◆ Work required
Produce an exact copy of all the records.

BEGIN Entries supplied

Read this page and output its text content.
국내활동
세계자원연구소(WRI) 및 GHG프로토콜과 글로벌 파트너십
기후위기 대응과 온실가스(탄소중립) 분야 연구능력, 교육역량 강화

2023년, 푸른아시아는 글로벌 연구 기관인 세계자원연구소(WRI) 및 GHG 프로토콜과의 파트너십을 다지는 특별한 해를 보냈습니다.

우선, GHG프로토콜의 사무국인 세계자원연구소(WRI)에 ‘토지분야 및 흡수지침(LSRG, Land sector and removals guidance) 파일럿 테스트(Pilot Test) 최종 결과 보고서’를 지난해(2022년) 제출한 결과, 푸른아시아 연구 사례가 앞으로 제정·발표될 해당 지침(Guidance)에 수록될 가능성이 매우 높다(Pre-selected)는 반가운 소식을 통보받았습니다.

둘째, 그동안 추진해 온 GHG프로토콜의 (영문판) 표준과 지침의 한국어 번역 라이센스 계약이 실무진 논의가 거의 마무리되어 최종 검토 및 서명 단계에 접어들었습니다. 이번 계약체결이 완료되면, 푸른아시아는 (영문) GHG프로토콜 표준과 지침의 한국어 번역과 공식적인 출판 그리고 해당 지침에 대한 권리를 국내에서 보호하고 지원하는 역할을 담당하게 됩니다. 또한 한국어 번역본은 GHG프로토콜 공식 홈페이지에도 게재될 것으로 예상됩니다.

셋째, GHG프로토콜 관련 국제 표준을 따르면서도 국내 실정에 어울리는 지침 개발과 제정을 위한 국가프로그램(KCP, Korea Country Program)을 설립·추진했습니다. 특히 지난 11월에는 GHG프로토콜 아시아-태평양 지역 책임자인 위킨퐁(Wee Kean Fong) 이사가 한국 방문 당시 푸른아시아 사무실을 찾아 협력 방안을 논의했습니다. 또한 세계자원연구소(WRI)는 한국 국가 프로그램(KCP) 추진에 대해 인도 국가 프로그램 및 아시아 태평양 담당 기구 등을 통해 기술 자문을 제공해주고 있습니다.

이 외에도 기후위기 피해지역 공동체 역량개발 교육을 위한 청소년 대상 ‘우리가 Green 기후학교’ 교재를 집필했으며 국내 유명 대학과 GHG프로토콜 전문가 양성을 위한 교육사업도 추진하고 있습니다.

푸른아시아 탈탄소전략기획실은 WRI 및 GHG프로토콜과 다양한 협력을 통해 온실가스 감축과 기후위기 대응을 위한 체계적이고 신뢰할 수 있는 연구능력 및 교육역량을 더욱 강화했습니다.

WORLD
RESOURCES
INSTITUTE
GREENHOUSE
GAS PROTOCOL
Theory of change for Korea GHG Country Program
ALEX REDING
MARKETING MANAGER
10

END Entries supplied

◆ Expected answer
Read this page and output its text content.
국내활동
세계자원연구소(WRI) 및 GHG프로토콜과 글로벌 파트너십
기후위기 대응과 온실가스(탄소중립) 분야 연구능력, 교육역량 강화

2023년, 푸른아시아는 글로벌 연구 기관인 세계자원연구소(WRI) 및 GHG 프로토콜과의 파트너십을 다지는 특별한 해를 보냈습니다.

우선, GHG프로토콜의 사무국인 세계자원연구소(WRI)에 ‘토지분야 및 흡수지침(LSRG, Land sector and removals guidance) 파일럿 테스트(Pilot Test) 최종 결과 보고서’를 지난해(2022년) 제출한 결과, 푸른아시아 연구 사례가 앞으로 제정·발표될 해당 지침(Guidance)에 수록될 가능성이 매우 높다(Pre-selected)는 반가운 소식을 통보받았습니다.

둘째, 그동안 추진해 온 GHG프로토콜의 (영문판) 표준과 지침의 한국어 번역 라이센스 계약이 실무진 논의가 거의 마무리되어 최종 검토 및 서명 단계에 접어들었습니다. 이번 계약체결이 완료되면, 푸른아시아는 (영문) GHG프로토콜 표준과 지침의 한국어 번역과 공식적인 출판 그리고 해당 지침에 대한 권리를 국내에서 보호하고 지원하는 역할을 담당하게 됩니다. 또한 한국어 번역본은 GHG프로토콜 공식 홈페이지에도 게재될 것으로 예상됩니다.

셋째, GHG프로토콜 관련 국제 표준을 따르면서도 국내 실정에 어울리는 지침 개발과 제정을 위한 국가프로그램(KCP, Korea Country Program)을 설립·추진했습니다. 특히 지난 11월에는 GHG프로토콜 아시아-태평양 지역 책임자인 위킨퐁(Wee Kean Fong) 이사가 한국 방문 당시 푸른아시아 사무실을 찾아 협력 방안을 논의했습니다. 또한 세계자원연구소(WRI)는 한국 국가 프로그램(KCP) 추진에 대해 인도 국가 프로그램 및 아시아 태평양 담당 기구 등을 통해 기술 자문을 제공해주고 있습니다.

이 외에도 기후위기 피해지역 공동체 역량개발 교육을 위한 청소년 대상 ‘우리가 Green 기후학교’ 교재를 집필했으며 국내 유명 대학과 GHG프로토콜 전문가 양성을 위한 교육사업도 추진하고 있습니다.

푸른아시아 탈탄소전략기획실은 WRI 및 GHG프로토콜과 다양한 협력을 통해 온실가스 감축과 기후위기 대응을 위한 체계적이고 신뢰할 수 있는 연구능력 및 교육역량을 더욱 강화했습니다.

WORLD
RESOURCES
INSTITUTE
GREENHOUSE
GAS PROTOCOL
Theory of change for Korea GHG Country Program
ALEX REDING
MARKETING MANAGER
10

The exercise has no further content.